# Given instruction:
Set each record down exactly, excluding all images.

--- Start Dataset excerpts ---

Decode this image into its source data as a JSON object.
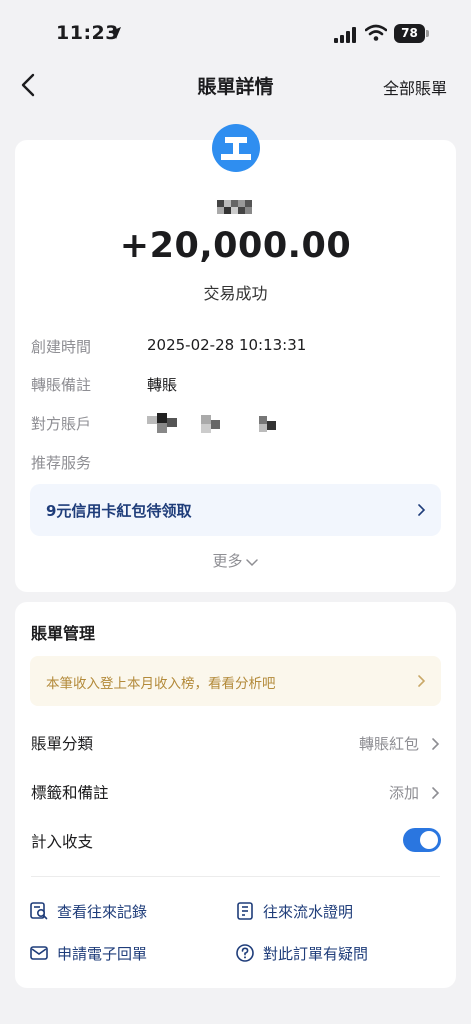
{
  "status_bar": {
    "time": "11:23",
    "battery": "78"
  },
  "nav": {
    "title": "賬單詳情",
    "right_link": "全部賬單"
  },
  "transaction": {
    "amount": "+20,000.00",
    "status": "交易成功",
    "details": [
      {
        "label": "創建時間",
        "value": "2025-02-28 10:13:31"
      },
      {
        "label": "轉賬備註",
        "value": "轉賬"
      },
      {
        "label": "對方賬戶",
        "value": ""
      },
      {
        "label": "推荐服务",
        "value": ""
      }
    ],
    "promo": "9元信用卡紅包待领取",
    "more": "更多"
  },
  "management": {
    "title": "賬單管理",
    "tip": "本筆收入登上本月收入榜，看看分析吧",
    "category": {
      "label": "賬單分類",
      "value": "轉賬紅包"
    },
    "tags": {
      "label": "標籤和備註",
      "value": "添加"
    },
    "count_in": {
      "label": "計入收支",
      "enabled": true
    },
    "links": [
      {
        "label": "查看往來記錄",
        "icon": "search-record-icon"
      },
      {
        "label": "往來流水證明",
        "icon": "statement-icon"
      },
      {
        "label": "申請電子回單",
        "icon": "mail-icon"
      },
      {
        "label": "對此訂單有疑問",
        "icon": "question-icon"
      }
    ]
  },
  "colors": {
    "accent": "#2a76e0",
    "link": "#1f3d7a",
    "tip_text": "#b38a3a",
    "tip_bg": "#fbf7ec",
    "promo_bg": "#f2f6fd"
  }
}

--- End Dataset excerpts ---

# Solution to this problem:
Decode this image into its source data as a JSON object.
{
  "status_bar": {
    "time": "11:23",
    "battery": "78"
  },
  "nav": {
    "title": "賬單詳情",
    "right_link": "全部賬單"
  },
  "transaction": {
    "amount": "+20,000.00",
    "status": "交易成功",
    "details": [
      {
        "label": "創建時間",
        "value": "2025-02-28 10:13:31"
      },
      {
        "label": "轉賬備註",
        "value": "轉賬"
      },
      {
        "label": "對方賬戶",
        "value": ""
      },
      {
        "label": "推荐服务",
        "value": ""
      }
    ],
    "promo": "9元信用卡紅包待领取",
    "more": "更多"
  },
  "management": {
    "title": "賬單管理",
    "tip": "本筆收入登上本月收入榜，看看分析吧",
    "category": {
      "label": "賬單分類",
      "value": "轉賬紅包"
    },
    "tags": {
      "label": "標籤和備註",
      "value": "添加"
    },
    "count_in": {
      "label": "計入收支",
      "enabled": true
    },
    "links": [
      {
        "label": "查看往來記錄",
        "icon": "search-record-icon"
      },
      {
        "label": "往來流水證明",
        "icon": "statement-icon"
      },
      {
        "label": "申請電子回單",
        "icon": "mail-icon"
      },
      {
        "label": "對此訂單有疑問",
        "icon": "question-icon"
      }
    ]
  },
  "colors": {
    "accent": "#2a76e0",
    "link": "#1f3d7a",
    "tip_text": "#b38a3a",
    "tip_bg": "#fbf7ec",
    "promo_bg": "#f2f6fd"
  }
}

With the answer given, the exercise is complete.